* _STATED GOAL_
Check every line below for the word "pellentesque" and copy the ones that have it.

* _EXTRACTED INFORMATION_
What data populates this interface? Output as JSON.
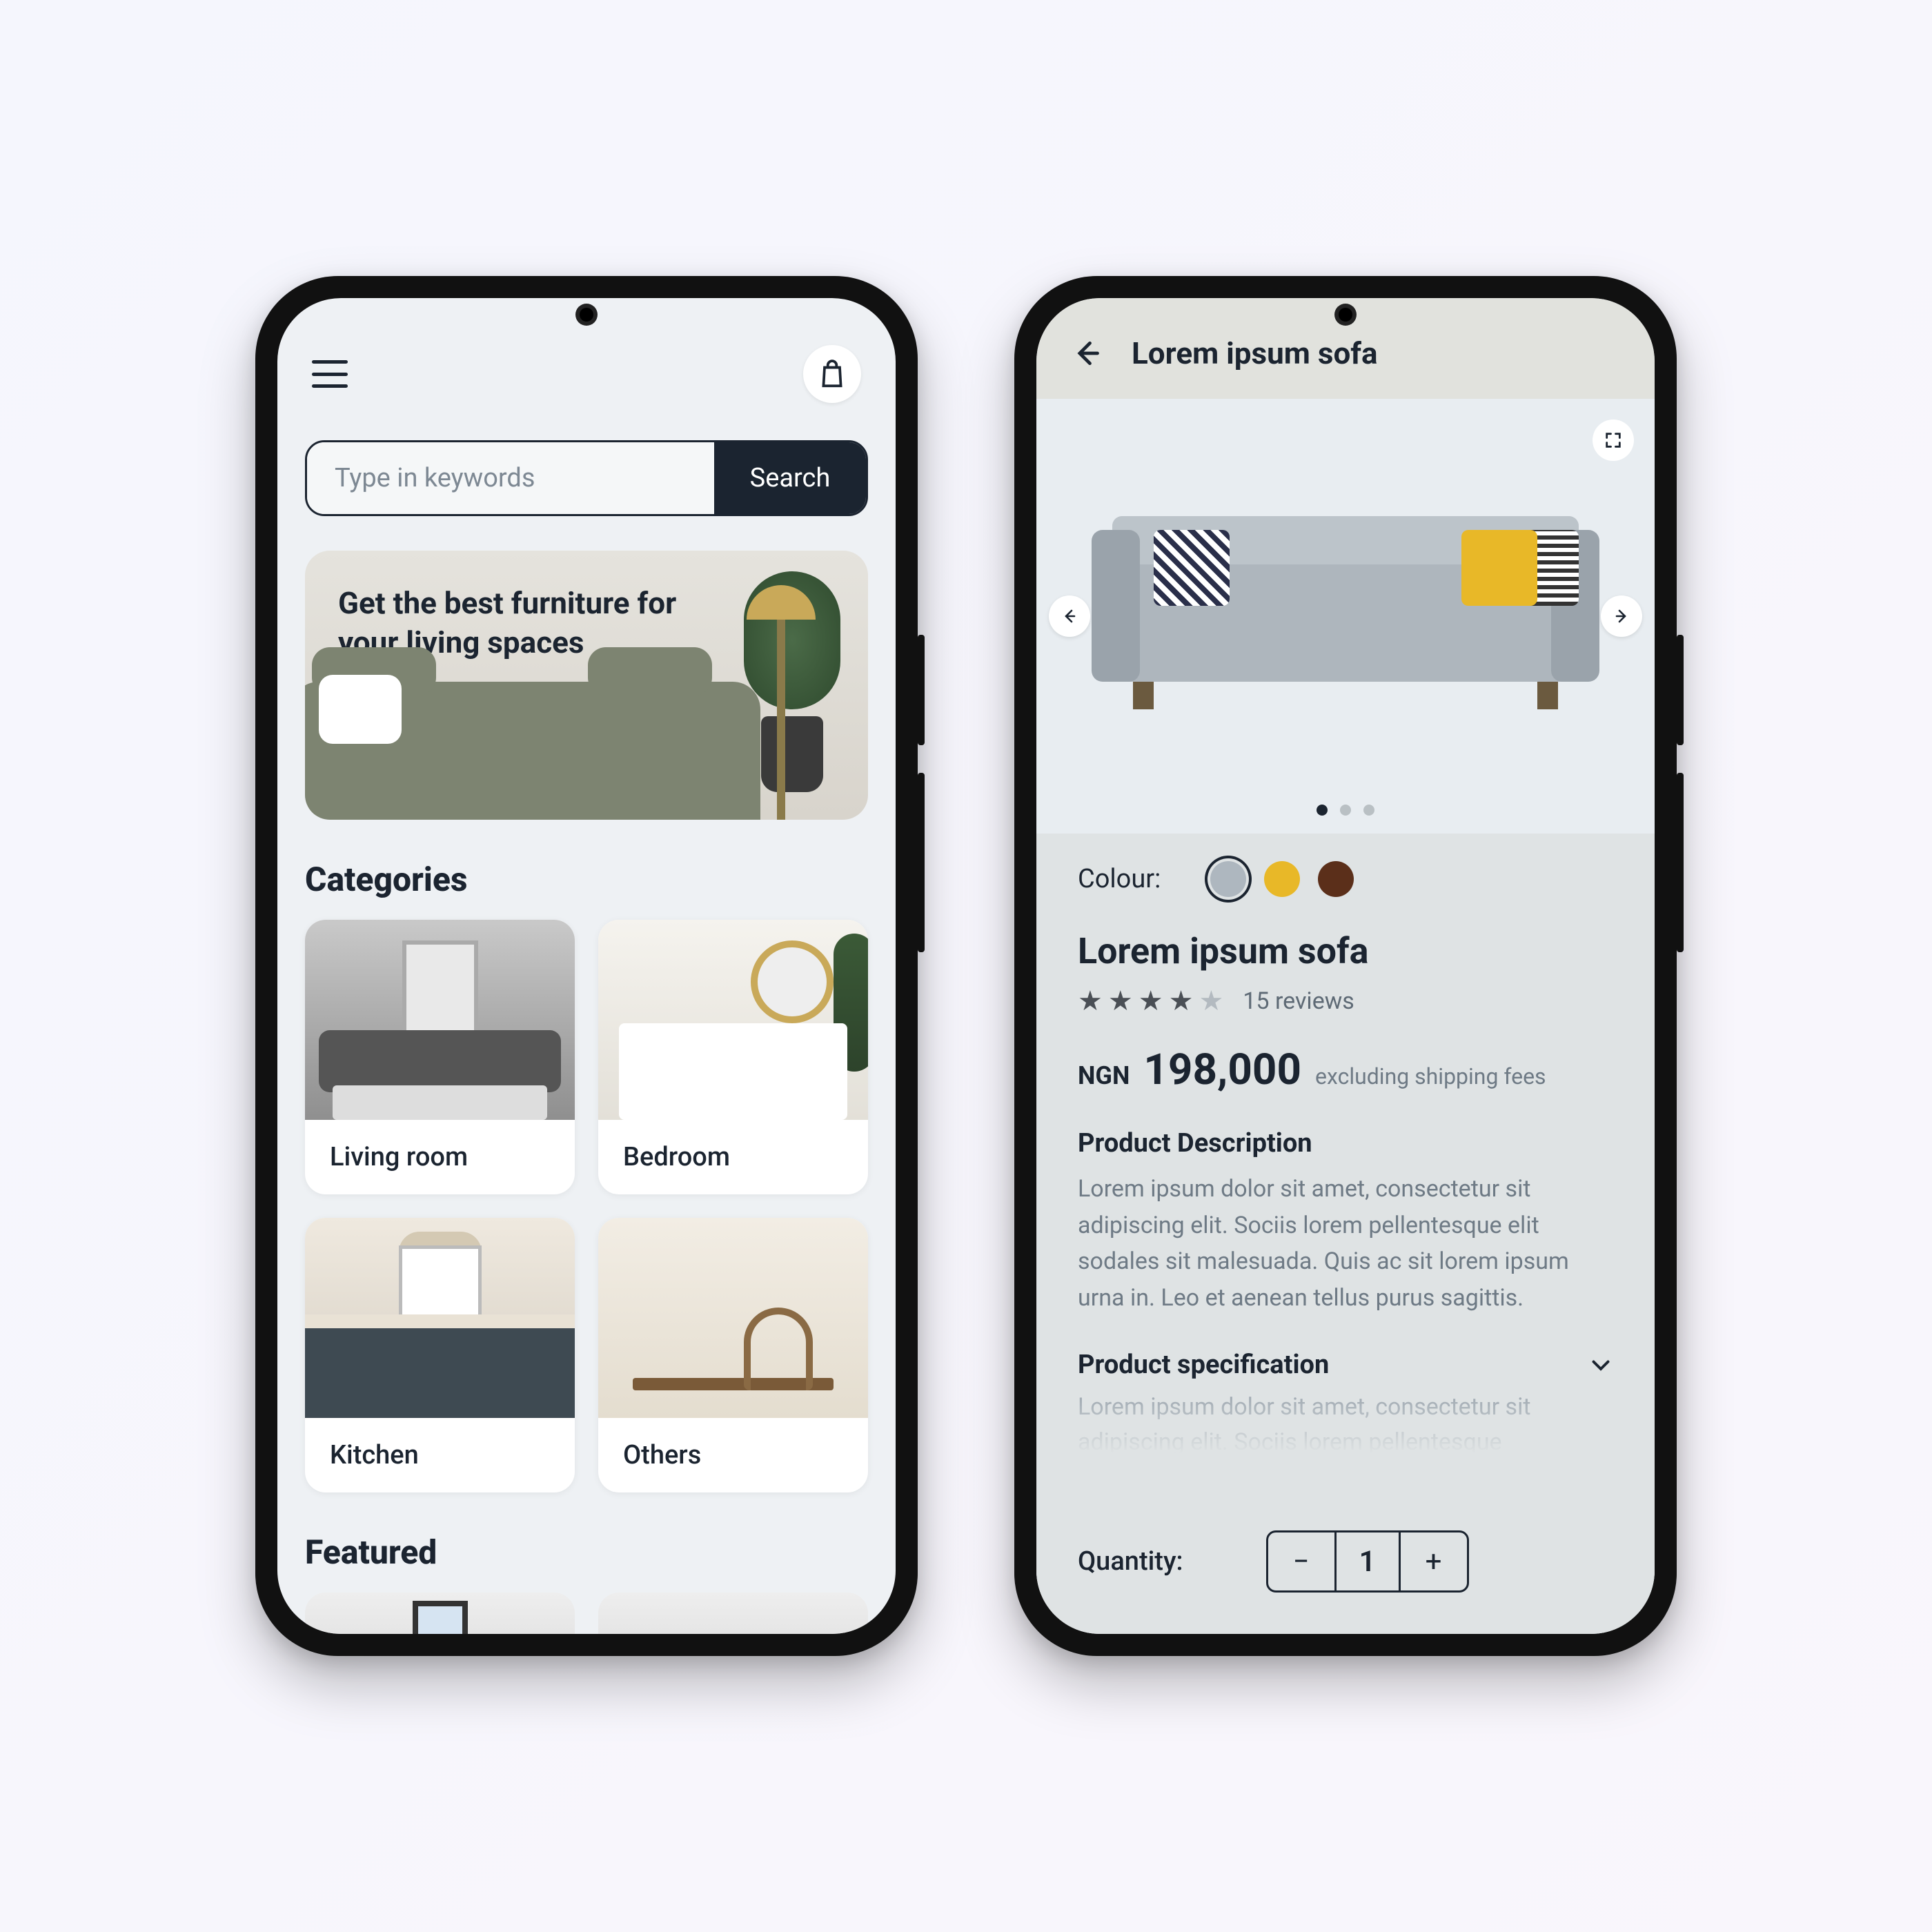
{
  "home": {
    "search": {
      "placeholder": "Type in keywords",
      "button": "Search"
    },
    "banner": {
      "headline": "Get the best furniture for your living spaces"
    },
    "categories": {
      "title": "Categories",
      "items": [
        "Living room",
        "Bedroom",
        "Kitchen",
        "Others"
      ]
    },
    "featured": {
      "title": "Featured"
    }
  },
  "product": {
    "header_title": "Lorem ipsum sofa",
    "colour_label": "Colour:",
    "colours": [
      "#aeb7bf",
      "#e8b828",
      "#5b2f1a"
    ],
    "selected_colour_index": 0,
    "gallery": {
      "count": 3,
      "active": 0
    },
    "name": "Lorem ipsum sofa",
    "rating": 4,
    "reviews_text": "15 reviews",
    "currency": "NGN",
    "price": "198,000",
    "shipping_note": "excluding shipping fees",
    "description_heading": "Product Description",
    "description": "Lorem ipsum dolor sit amet, consectetur sit adipiscing elit. Sociis lorem pellentesque elit sodales sit malesuada. Quis ac sit lorem ipsum urna in. Leo et aenean tellus purus sagittis.",
    "spec_heading": "Product specification",
    "spec_preview": "Lorem ipsum dolor sit amet, consectetur sit adipiscing elit. Sociis lorem pellentesque",
    "quantity_label": "Quantity:",
    "quantity": 1
  }
}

* _TASK OUTPUT_
    "description": "Lorem ipsum dolor sit amet, consectetur sit adipiscing elit. Sociis lorem pellentesque elit sodales sit malesuada. Quis ac sit lorem ipsum urna in. Leo et aenean tellus purus sagittis.",
    "spec_preview": "Lorem ipsum dolor sit amet, consectetur sit adipiscing elit. Sociis lorem pellentesque",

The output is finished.